### MATERIAL PROVIDED
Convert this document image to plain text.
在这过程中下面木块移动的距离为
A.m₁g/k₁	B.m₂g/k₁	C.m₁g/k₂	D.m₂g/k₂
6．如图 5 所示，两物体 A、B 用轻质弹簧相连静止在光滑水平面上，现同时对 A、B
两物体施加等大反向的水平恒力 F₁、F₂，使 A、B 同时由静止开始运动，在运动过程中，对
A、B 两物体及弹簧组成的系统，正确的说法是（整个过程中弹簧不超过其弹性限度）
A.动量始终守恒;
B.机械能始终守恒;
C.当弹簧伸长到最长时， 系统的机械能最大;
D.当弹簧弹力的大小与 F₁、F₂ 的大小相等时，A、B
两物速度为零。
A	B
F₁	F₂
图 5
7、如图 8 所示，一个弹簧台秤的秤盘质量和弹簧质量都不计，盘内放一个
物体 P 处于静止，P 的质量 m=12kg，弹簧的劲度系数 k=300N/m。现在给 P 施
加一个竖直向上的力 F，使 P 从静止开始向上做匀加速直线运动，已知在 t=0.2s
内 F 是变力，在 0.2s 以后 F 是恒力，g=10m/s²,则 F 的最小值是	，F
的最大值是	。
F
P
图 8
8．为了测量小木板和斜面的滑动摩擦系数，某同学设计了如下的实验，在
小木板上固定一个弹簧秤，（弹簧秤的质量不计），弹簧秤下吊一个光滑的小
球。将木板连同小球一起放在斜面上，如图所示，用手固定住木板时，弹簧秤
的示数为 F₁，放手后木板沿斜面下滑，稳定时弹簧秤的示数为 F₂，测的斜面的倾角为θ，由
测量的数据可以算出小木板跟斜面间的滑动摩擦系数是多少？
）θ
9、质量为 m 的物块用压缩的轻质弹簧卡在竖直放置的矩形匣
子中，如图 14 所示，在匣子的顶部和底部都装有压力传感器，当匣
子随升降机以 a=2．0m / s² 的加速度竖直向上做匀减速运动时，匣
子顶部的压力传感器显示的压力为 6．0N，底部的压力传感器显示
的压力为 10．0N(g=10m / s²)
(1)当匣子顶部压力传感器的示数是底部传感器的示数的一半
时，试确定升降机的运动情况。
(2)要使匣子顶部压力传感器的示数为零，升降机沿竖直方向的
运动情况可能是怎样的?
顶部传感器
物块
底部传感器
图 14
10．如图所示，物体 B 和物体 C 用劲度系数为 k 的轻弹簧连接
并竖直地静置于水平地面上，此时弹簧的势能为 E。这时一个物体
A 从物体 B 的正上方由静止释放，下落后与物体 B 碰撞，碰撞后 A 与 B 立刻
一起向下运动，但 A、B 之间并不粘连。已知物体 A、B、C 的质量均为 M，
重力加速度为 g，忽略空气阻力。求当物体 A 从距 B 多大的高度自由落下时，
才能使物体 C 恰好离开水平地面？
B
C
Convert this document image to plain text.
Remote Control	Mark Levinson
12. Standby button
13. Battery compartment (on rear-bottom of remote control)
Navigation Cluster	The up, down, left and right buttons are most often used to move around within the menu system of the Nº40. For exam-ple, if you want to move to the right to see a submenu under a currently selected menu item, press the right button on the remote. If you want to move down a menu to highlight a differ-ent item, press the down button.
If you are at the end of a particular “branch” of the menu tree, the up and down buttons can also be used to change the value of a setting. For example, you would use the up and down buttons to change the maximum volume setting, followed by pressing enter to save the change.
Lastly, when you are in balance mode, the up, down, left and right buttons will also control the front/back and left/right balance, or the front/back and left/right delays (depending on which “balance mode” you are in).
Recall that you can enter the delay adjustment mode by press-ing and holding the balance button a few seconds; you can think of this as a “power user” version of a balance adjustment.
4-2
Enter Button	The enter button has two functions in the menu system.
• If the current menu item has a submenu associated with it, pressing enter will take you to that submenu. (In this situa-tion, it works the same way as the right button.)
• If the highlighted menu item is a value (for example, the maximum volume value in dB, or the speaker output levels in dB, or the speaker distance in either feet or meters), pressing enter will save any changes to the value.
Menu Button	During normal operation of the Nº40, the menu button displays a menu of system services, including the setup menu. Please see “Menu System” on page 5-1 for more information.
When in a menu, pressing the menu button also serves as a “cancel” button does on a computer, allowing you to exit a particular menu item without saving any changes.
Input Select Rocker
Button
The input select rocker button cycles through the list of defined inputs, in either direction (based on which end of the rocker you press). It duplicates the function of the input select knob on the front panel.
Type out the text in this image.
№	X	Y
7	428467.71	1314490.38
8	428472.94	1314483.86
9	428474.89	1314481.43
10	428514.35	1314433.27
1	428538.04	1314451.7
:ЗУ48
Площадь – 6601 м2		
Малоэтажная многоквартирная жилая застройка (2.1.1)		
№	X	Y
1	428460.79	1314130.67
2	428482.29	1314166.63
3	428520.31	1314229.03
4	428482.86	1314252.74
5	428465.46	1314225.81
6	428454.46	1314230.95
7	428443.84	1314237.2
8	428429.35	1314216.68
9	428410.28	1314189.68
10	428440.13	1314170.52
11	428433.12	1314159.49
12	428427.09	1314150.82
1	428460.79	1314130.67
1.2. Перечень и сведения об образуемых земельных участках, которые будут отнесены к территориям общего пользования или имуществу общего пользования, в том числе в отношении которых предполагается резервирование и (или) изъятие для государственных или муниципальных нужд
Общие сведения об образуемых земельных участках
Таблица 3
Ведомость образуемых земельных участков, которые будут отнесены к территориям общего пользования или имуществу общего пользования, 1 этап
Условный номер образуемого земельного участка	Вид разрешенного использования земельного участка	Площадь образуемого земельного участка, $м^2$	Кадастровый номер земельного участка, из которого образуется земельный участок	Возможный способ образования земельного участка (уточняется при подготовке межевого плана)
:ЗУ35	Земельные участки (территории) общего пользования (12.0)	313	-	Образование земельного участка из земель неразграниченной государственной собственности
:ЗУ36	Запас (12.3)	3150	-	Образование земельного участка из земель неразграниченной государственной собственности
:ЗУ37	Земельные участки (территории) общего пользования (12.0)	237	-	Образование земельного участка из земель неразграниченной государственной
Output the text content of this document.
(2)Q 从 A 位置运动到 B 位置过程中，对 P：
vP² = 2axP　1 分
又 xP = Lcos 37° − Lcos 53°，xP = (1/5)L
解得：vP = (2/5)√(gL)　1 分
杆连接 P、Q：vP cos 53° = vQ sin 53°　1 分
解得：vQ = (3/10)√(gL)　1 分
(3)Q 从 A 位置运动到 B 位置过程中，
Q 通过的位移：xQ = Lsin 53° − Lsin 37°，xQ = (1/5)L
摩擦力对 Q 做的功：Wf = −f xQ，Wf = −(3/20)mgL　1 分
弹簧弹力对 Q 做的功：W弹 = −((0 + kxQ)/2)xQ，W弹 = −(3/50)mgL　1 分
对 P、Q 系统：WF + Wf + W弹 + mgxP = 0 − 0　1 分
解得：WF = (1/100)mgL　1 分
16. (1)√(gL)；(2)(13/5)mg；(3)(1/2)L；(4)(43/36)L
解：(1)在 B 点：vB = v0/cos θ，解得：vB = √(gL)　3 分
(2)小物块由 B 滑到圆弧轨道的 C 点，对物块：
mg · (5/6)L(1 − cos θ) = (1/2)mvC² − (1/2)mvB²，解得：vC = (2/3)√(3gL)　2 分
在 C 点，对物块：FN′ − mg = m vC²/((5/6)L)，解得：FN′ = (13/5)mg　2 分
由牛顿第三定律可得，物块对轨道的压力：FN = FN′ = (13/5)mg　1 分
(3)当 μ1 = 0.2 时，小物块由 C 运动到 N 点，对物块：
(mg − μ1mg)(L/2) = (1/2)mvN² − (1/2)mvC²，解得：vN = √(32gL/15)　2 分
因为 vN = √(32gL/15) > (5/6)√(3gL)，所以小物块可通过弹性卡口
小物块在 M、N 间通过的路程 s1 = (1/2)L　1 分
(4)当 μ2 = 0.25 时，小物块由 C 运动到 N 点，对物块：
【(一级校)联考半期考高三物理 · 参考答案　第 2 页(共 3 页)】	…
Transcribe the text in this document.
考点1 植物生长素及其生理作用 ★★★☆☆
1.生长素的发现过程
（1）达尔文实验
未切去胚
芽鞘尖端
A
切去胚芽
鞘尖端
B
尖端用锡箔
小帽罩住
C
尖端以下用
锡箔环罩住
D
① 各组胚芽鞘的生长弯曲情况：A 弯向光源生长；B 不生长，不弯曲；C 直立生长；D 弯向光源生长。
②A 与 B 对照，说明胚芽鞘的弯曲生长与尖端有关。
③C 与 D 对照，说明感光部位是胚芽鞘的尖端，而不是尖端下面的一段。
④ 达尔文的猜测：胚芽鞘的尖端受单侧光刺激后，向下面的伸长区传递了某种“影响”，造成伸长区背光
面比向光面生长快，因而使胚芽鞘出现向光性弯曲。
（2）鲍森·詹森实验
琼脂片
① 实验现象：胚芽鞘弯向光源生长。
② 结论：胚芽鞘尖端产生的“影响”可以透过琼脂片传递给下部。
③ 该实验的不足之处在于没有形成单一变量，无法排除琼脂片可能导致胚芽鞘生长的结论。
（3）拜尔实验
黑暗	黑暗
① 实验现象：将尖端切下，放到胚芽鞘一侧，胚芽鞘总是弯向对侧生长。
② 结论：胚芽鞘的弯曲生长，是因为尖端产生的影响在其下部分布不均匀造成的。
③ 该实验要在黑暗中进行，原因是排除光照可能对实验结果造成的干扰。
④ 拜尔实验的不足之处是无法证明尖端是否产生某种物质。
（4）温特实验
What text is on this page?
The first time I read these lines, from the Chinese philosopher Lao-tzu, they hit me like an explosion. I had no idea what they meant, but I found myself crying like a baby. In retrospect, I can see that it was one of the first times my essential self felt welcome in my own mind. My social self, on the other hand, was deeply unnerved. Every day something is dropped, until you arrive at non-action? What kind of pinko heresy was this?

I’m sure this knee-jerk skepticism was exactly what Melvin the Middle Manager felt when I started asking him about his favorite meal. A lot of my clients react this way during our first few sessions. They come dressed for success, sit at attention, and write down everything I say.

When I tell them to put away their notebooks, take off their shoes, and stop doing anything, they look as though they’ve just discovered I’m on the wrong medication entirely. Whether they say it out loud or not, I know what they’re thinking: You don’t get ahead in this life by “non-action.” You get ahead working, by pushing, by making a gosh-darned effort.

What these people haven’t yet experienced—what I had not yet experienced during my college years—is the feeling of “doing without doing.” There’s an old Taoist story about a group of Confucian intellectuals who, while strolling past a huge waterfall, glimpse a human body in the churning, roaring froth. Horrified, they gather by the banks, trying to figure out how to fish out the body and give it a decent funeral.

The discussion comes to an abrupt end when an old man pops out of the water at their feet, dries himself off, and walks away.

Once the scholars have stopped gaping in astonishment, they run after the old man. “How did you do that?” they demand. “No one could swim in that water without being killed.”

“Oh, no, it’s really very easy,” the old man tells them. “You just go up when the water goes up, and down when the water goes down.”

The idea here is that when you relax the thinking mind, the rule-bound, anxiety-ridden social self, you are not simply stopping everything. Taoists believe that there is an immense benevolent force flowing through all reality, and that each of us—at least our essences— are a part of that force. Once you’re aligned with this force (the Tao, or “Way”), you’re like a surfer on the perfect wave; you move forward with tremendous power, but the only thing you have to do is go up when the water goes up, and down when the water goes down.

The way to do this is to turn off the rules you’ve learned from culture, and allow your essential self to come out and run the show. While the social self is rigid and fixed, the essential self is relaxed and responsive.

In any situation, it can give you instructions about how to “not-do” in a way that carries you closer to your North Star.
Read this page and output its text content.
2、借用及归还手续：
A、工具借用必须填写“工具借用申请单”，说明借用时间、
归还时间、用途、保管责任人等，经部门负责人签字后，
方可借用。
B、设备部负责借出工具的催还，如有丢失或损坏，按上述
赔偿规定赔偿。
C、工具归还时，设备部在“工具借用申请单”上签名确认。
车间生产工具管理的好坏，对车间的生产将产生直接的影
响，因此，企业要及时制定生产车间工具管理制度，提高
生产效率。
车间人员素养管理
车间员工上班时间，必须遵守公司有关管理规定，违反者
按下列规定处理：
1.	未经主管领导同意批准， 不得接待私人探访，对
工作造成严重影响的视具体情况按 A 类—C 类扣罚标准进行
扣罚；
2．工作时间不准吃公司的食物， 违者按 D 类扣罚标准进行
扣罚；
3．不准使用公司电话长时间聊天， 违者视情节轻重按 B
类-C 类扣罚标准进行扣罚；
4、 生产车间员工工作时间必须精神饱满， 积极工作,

### EXERCISE INSTRUCTIONS
Using the entries above, find all lines with "content". Copy them.

### SOLVED PROBLEM
Output the text content of this document.
Read this page and output its text content.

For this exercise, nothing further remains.